> Task details: Select all lines in the records that include "NONE".

> Supplied data:
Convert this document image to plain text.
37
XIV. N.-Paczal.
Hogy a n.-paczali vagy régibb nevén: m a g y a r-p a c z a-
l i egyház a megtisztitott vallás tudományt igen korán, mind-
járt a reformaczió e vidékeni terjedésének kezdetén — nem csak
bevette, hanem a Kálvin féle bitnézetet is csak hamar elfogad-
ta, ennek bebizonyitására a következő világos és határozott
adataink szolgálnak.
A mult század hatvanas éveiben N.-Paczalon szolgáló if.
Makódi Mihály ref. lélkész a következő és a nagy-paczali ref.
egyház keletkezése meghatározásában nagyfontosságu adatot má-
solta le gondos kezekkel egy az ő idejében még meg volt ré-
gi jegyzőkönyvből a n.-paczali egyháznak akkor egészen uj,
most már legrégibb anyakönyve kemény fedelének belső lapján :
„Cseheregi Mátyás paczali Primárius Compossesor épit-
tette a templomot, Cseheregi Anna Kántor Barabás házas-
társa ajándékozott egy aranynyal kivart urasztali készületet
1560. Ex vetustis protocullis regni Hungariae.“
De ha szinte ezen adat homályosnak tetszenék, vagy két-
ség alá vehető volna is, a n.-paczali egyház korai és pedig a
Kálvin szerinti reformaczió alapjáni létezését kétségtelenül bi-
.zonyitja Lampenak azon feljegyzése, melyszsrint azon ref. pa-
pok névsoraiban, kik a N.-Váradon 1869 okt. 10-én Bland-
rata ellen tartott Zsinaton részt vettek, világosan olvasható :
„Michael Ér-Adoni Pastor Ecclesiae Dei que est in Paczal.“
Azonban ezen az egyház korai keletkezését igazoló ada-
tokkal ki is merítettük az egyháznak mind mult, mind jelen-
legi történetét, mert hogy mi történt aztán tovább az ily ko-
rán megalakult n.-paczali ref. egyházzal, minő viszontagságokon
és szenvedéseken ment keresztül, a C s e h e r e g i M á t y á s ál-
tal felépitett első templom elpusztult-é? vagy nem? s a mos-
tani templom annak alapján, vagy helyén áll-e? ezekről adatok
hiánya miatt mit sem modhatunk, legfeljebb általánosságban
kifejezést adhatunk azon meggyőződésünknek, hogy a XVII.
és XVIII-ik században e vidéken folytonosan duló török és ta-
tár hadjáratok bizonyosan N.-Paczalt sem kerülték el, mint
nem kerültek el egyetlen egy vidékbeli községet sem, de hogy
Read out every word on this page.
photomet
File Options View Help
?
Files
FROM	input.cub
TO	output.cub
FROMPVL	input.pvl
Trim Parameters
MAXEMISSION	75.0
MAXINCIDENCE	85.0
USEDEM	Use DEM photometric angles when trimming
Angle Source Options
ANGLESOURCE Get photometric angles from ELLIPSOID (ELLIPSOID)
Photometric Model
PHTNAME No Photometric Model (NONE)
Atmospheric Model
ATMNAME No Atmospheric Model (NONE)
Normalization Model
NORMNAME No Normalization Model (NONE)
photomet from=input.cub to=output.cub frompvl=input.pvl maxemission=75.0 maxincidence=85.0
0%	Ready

> Task result:
PHTNAME No Photometric Model (NONE)
ATMNAME No Atmospheric Model (NONE)
NORMNAME No Normalization Model (NONE)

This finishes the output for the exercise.